Short exercise:
Set each record down exactly, excluding all images.

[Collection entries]
───
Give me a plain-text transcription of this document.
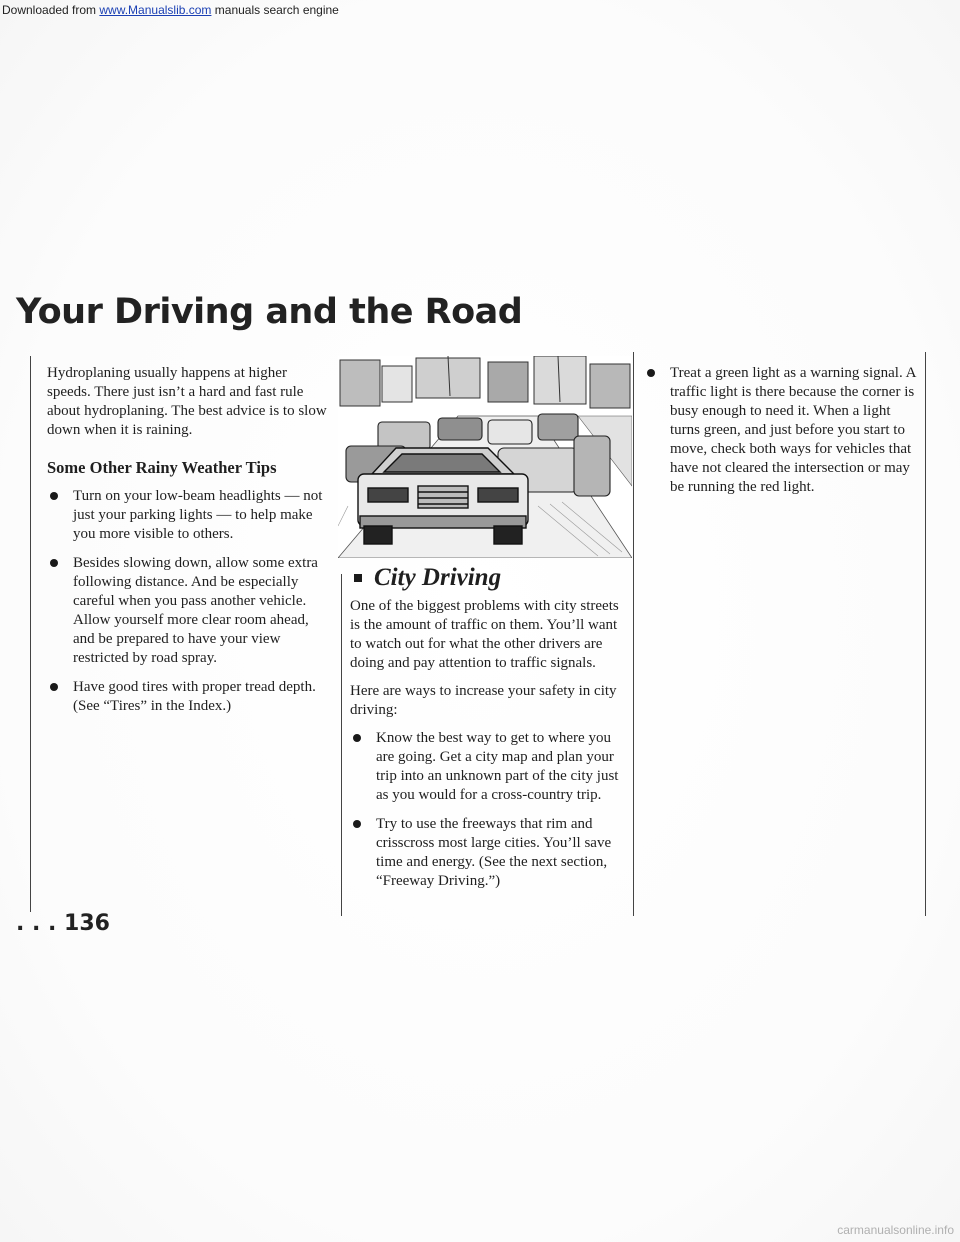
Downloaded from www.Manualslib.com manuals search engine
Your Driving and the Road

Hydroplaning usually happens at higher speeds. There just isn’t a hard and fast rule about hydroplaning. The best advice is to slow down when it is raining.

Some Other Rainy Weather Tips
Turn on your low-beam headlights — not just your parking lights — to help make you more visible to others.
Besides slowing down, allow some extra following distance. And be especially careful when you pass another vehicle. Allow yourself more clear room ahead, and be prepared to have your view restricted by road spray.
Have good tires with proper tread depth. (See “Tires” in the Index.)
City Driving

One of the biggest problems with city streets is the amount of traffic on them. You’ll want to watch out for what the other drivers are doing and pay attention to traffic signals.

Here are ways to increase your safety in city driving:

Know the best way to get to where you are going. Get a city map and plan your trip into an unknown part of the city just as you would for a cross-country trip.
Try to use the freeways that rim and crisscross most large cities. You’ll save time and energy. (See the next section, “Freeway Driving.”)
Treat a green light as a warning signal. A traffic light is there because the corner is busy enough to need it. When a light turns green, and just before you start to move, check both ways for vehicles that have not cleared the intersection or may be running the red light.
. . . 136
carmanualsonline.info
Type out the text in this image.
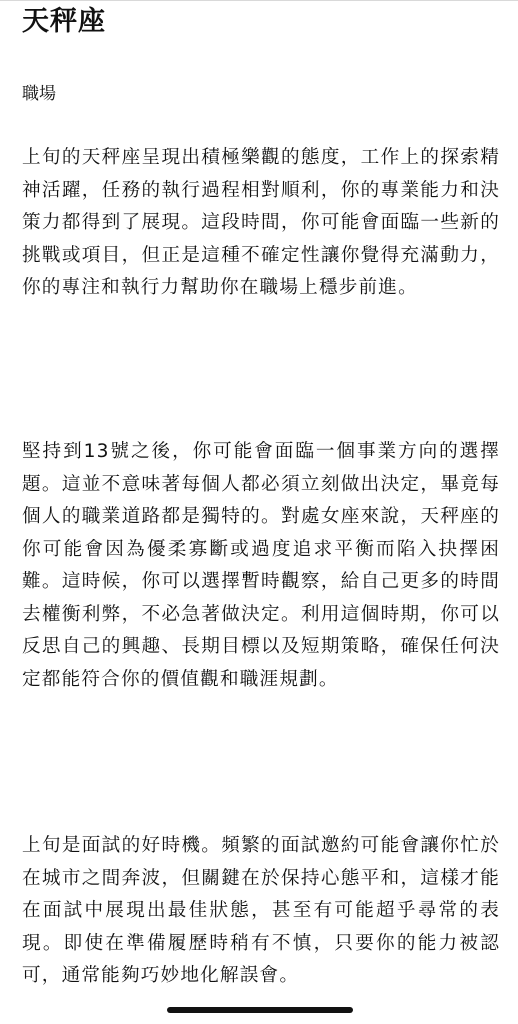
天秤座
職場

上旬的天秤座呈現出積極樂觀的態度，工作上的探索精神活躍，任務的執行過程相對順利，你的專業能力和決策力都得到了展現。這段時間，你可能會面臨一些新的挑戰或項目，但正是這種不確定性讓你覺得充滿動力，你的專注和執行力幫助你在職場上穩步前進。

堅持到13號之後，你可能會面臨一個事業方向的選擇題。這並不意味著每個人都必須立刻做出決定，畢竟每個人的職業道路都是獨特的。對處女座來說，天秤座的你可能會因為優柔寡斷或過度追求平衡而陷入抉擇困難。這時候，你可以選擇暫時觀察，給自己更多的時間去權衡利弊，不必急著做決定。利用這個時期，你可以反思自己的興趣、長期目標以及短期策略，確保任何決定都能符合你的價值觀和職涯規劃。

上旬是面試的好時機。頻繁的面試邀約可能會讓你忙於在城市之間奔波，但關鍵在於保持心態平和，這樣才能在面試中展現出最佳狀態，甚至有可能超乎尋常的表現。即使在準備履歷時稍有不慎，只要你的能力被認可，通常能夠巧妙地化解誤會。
───
Output of the task:
Give me a plain-text transcription of this document.
Downloaded from www.Manualslib.com manuals search engine
Your Driving and the Road

Hydroplaning usually happens at higher speeds. There just isn’t a hard and fast rule about hydroplaning. The best advice is to slow down when it is raining.

Some Other Rainy Weather Tips
Turn on your low-beam headlights — not just your parking lights — to help make you more visible to others.
Besides slowing down, allow some extra following distance. And be especially careful when you pass another vehicle. Allow yourself more clear room ahead, and be prepared to have your view restricted by road spray.
Have good tires with proper tread depth. (See “Tires” in the Index.)
City Driving

One of the biggest problems with city streets is the amount of traffic on them. You’ll want to watch out for what the other drivers are doing and pay attention to traffic signals.

Here are ways to increase your safety in city driving:

Know the best way to get to where you are going. Get a city map and plan your trip into an unknown part of the city just as you would for a cross-country trip.
Try to use the freeways that rim and crisscross most large cities. You’ll save time and energy. (See the next section, “Freeway Driving.”)
Treat a green light as a warning signal. A traffic light is there because the corner is busy enough to need it. When a light turns green, and just before you start to move, check both ways for vehicles that have not cleared the intersection or may be running the red light.
. . . 136
carmanualsonline.info
Type out the text in this image.
天秤座
職場

上旬的天秤座呈現出積極樂觀的態度，工作上的探索精神活躍，任務的執行過程相對順利，你的專業能力和決策力都得到了展現。這段時間，你可能會面臨一些新的挑戰或項目，但正是這種不確定性讓你覺得充滿動力，你的專注和執行力幫助你在職場上穩步前進。

堅持到13號之後，你可能會面臨一個事業方向的選擇題。這並不意味著每個人都必須立刻做出決定，畢竟每個人的職業道路都是獨特的。對處女座來說，天秤座的你可能會因為優柔寡斷或過度追求平衡而陷入抉擇困難。這時候，你可以選擇暫時觀察，給自己更多的時間去權衡利弊，不必急著做決定。利用這個時期，你可以反思自己的興趣、長期目標以及短期策略，確保任何決定都能符合你的價值觀和職涯規劃。

上旬是面試的好時機。頻繁的面試邀約可能會讓你忙於在城市之間奔波，但關鍵在於保持心態平和，這樣才能在面試中展現出最佳狀態，甚至有可能超乎尋常的表現。即使在準備履歷時稍有不慎，只要你的能力被認可，通常能夠巧妙地化解誤會。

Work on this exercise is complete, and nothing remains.